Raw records
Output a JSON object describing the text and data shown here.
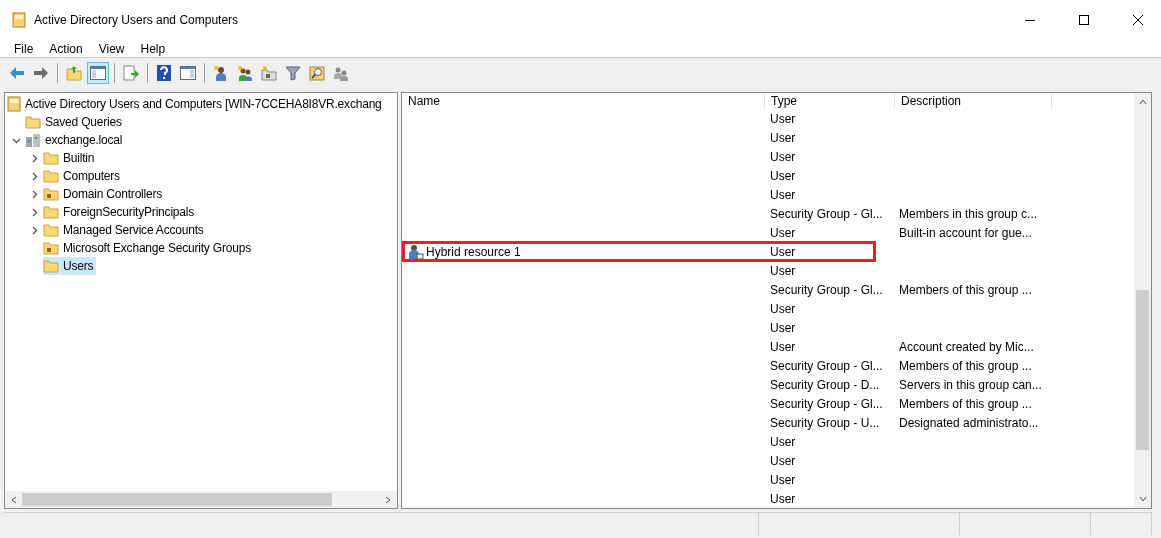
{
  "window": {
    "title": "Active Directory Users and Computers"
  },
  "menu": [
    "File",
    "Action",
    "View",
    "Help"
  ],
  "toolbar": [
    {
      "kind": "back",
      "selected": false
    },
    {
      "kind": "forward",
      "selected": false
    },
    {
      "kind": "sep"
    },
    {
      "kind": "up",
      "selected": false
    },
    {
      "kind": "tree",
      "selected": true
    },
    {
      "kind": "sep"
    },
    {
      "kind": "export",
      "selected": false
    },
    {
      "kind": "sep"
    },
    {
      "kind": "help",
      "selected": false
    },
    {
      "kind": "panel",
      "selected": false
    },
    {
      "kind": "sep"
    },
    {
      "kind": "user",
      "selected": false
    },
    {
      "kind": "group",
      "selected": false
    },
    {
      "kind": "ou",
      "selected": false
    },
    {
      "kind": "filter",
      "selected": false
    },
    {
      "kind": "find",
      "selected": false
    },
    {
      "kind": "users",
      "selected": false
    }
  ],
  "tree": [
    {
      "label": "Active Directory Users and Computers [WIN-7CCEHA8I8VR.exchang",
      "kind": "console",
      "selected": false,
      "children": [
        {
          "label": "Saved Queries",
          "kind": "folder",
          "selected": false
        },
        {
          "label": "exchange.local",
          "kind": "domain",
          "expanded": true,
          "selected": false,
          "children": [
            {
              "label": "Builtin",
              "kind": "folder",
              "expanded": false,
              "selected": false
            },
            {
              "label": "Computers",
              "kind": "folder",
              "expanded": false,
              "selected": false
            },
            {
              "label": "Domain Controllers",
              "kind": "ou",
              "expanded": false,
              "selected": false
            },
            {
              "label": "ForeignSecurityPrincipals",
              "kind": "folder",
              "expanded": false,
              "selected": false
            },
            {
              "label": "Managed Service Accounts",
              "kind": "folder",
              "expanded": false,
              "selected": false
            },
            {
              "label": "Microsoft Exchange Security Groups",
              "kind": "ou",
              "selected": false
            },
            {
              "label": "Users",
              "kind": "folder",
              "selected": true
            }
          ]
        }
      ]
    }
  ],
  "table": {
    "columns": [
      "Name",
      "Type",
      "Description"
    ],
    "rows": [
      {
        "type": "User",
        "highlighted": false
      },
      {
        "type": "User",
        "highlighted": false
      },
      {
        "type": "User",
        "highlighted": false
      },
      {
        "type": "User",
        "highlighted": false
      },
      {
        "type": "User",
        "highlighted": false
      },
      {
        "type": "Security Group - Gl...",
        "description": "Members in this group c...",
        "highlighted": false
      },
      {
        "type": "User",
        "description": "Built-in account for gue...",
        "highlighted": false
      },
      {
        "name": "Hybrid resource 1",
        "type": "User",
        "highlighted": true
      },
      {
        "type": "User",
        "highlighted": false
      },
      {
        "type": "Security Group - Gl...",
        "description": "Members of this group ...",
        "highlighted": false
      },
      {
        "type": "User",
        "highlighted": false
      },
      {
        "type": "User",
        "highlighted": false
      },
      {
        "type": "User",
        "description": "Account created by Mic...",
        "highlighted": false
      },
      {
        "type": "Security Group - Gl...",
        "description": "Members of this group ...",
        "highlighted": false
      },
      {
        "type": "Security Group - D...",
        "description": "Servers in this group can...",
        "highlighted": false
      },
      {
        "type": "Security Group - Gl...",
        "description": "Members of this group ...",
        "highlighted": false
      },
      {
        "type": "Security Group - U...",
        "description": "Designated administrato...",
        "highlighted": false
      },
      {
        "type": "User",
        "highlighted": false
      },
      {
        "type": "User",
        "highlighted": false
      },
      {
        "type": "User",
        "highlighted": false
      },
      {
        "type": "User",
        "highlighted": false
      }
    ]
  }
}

Objective — Show every line in the records above that contains the word "true".

Solution to this exercise —
      "selected": true
          "expanded": true,
              "selected": true
        "highlighted": true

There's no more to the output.